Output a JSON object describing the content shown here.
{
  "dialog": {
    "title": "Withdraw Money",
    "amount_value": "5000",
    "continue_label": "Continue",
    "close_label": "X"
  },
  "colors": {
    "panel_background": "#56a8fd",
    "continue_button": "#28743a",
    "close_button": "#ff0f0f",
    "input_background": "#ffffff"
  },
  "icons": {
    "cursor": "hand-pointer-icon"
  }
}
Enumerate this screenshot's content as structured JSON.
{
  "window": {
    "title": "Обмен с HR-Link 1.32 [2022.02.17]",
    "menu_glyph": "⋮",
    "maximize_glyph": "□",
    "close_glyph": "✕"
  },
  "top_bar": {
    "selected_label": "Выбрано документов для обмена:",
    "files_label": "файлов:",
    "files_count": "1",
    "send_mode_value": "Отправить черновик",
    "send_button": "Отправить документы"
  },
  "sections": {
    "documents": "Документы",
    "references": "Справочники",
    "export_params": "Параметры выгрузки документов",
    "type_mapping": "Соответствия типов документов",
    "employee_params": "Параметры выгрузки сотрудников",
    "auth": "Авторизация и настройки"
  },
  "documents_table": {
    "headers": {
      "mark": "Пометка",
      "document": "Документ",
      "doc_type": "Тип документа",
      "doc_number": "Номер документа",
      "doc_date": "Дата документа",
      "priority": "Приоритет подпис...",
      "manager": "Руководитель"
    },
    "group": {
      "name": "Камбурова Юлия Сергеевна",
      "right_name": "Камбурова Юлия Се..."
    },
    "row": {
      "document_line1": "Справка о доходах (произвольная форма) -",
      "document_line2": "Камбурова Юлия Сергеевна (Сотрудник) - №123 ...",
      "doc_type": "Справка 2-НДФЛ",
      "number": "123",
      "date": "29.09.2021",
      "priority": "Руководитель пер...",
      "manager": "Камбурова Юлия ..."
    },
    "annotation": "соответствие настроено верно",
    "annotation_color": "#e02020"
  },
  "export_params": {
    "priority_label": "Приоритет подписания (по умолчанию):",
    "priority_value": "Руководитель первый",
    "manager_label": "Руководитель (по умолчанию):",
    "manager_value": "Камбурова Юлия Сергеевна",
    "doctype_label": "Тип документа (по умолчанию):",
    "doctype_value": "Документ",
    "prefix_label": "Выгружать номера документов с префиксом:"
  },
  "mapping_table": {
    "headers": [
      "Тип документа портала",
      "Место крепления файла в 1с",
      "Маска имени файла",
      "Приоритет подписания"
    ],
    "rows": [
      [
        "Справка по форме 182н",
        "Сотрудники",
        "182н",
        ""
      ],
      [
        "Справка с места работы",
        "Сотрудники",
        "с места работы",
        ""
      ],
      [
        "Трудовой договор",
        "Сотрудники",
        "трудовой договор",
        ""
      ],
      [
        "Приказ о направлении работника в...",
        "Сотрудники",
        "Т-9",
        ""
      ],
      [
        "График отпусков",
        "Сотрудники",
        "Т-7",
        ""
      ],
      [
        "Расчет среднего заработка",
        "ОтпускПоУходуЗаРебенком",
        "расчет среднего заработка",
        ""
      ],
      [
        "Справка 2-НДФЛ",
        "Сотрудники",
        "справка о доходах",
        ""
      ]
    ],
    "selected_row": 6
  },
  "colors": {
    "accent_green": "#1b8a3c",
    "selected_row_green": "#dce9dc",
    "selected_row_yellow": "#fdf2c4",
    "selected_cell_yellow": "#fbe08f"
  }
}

WHAT YOU HAVE TO DO :: Make an exact copy of the listing, including every line.

EXERCISE RESPONSE ::
Output a JSON object describing the content shown here.
{
  "dialog": {
    "title": "Withdraw Money",
    "amount_value": "5000",
    "continue_label": "Continue",
    "close_label": "X"
  },
  "colors": {
    "panel_background": "#56a8fd",
    "continue_button": "#28743a",
    "close_button": "#ff0f0f",
    "input_background": "#ffffff"
  },
  "icons": {
    "cursor": "hand-pointer-icon"
  }
}
Enumerate this screenshot's content as structured JSON.
{
  "window": {
    "title": "Обмен с HR-Link 1.32 [2022.02.17]",
    "menu_glyph": "⋮",
    "maximize_glyph": "□",
    "close_glyph": "✕"
  },
  "top_bar": {
    "selected_label": "Выбрано документов для обмена:",
    "files_label": "файлов:",
    "files_count": "1",
    "send_mode_value": "Отправить черновик",
    "send_button": "Отправить документы"
  },
  "sections": {
    "documents": "Документы",
    "references": "Справочники",
    "export_params": "Параметры выгрузки документов",
    "type_mapping": "Соответствия типов документов",
    "employee_params": "Параметры выгрузки сотрудников",
    "auth": "Авторизация и настройки"
  },
  "documents_table": {
    "headers": {
      "mark": "Пометка",
      "document": "Документ",
      "doc_type": "Тип документа",
      "doc_number": "Номер документа",
      "doc_date": "Дата документа",
      "priority": "Приоритет подпис...",
      "manager": "Руководитель"
    },
    "group": {
      "name": "Камбурова Юлия Сергеевна",
      "right_name": "Камбурова Юлия Се..."
    },
    "row": {
      "document_line1": "Справка о доходах (произвольная форма) -",
      "document_line2": "Камбурова Юлия Сергеевна (Сотрудник) - №123 ...",
      "doc_type": "Справка 2-НДФЛ",
      "number": "123",
      "date": "29.09.2021",
      "priority": "Руководитель пер...",
      "manager": "Камбурова Юлия ..."
    },
    "annotation": "соответствие настроено верно",
    "annotation_color": "#e02020"
  },
  "export_params": {
    "priority_label": "Приоритет подписания (по умолчанию):",
    "priority_value": "Руководитель первый",
    "manager_label": "Руководитель (по умолчанию):",
    "manager_value": "Камбурова Юлия Сергеевна",
    "doctype_label": "Тип документа (по умолчанию):",
    "doctype_value": "Документ",
    "prefix_label": "Выгружать номера документов с префиксом:"
  },
  "mapping_table": {
    "headers": [
      "Тип документа портала",
      "Место крепления файла в 1с",
      "Маска имени файла",
      "Приоритет подписания"
    ],
    "rows": [
      [
        "Справка по форме 182н",
        "Сотрудники",
        "182н",
        ""
      ],
      [
        "Справка с места работы",
        "Сотрудники",
        "с места работы",
        ""
      ],
      [
        "Трудовой договор",
        "Сотрудники",
        "трудовой договор",
        ""
      ],
      [
        "Приказ о направлении работника в...",
        "Сотрудники",
        "Т-9",
        ""
      ],
      [
        "График отпусков",
        "Сотрудники",
        "Т-7",
        ""
      ],
      [
        "Расчет среднего заработка",
        "ОтпускПоУходуЗаРебенком",
        "расчет среднего заработка",
        ""
      ],
      [
        "Справка 2-НДФЛ",
        "Сотрудники",
        "справка о доходах",
        ""
      ]
    ],
    "selected_row": 6
  },
  "colors": {
    "accent_green": "#1b8a3c",
    "selected_row_green": "#dce9dc",
    "selected_row_yellow": "#fdf2c4",
    "selected_cell_yellow": "#fbe08f"
  }
}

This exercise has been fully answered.